BEGIN

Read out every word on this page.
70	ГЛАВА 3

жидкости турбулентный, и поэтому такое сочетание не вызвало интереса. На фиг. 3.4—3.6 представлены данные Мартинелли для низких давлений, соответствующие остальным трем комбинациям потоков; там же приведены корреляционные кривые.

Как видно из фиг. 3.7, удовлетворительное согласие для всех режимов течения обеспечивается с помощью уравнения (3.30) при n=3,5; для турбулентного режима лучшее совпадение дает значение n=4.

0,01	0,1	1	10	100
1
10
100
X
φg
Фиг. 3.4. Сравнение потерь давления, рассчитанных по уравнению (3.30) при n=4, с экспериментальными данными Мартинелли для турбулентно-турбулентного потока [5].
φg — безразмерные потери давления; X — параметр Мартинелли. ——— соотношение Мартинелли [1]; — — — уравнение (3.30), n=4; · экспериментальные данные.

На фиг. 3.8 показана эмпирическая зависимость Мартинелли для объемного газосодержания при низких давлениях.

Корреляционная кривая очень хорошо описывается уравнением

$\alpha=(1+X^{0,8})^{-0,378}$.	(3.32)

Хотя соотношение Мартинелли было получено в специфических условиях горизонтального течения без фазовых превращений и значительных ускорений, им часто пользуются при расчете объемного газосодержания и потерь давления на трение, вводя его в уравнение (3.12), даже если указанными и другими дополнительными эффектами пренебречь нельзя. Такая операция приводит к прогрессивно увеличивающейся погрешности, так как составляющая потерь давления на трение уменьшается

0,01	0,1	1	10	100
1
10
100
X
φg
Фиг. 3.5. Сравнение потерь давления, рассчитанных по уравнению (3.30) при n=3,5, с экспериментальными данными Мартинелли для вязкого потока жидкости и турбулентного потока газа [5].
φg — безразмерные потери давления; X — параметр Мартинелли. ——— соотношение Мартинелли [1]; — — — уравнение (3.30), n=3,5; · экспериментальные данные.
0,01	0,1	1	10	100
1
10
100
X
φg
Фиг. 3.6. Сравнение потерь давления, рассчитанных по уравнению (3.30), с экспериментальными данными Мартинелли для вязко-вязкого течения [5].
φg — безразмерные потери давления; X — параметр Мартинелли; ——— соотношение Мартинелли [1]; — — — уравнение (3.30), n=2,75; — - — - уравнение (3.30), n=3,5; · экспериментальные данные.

END

**Task description**.
Pull every line containing "потока" from the material above.

**Exercise output**.
Фиг. 3.4. Сравнение потерь давления, рассчитанных по уравнению (3.30) при n=4, с экспериментальными данными Мартинелли для турбулентно-турбулентного потока [5].
Фиг. 3.5. Сравнение потерь давления, рассчитанных по уравнению (3.30) при n=3,5, с экспериментальными данными Мартинелли для вязкого потока жидкости и турбулентного потока газа [5].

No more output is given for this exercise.